▽
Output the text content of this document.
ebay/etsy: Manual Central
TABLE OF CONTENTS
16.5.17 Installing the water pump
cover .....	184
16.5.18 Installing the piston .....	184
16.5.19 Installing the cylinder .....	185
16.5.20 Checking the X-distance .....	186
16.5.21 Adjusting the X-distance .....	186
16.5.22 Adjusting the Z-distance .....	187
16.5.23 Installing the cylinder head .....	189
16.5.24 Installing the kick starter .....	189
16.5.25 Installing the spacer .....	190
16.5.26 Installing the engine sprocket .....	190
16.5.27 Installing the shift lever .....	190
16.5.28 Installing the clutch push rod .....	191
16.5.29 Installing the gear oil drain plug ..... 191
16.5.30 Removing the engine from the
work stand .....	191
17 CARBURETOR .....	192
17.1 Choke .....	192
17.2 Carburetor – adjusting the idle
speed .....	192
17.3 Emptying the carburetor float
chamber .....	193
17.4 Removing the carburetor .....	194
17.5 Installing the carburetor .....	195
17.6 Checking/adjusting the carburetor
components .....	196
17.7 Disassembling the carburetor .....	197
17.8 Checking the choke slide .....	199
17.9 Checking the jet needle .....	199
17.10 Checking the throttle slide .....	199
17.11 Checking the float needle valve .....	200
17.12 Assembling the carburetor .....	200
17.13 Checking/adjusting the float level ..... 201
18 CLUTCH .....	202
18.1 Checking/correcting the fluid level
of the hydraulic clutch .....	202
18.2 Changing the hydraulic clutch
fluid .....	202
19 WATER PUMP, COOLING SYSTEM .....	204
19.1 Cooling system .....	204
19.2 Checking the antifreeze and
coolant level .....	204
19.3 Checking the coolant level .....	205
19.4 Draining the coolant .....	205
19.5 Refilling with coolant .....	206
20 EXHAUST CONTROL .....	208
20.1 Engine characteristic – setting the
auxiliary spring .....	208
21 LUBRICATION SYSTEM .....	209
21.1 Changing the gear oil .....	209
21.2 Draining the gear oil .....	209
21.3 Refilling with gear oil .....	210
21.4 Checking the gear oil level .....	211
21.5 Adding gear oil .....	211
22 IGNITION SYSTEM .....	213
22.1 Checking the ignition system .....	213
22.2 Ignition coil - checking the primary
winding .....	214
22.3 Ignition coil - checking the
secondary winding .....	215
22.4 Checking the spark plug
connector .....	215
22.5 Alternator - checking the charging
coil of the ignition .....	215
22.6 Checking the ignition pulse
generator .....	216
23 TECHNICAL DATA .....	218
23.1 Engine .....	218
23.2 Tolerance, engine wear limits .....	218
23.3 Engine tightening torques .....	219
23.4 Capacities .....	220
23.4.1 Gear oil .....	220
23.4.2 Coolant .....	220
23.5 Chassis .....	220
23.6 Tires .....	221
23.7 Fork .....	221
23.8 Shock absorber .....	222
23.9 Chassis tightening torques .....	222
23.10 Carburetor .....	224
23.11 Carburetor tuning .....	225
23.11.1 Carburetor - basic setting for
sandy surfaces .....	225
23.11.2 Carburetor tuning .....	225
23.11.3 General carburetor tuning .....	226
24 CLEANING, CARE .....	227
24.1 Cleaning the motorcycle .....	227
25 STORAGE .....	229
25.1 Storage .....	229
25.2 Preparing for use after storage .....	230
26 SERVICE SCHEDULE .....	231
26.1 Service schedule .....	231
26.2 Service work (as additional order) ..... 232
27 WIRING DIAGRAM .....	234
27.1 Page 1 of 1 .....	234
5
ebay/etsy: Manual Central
△
**Task brief**
Above are entries; state the number of lines among them that contain "tightening", and nothing else.

**Full answer**
2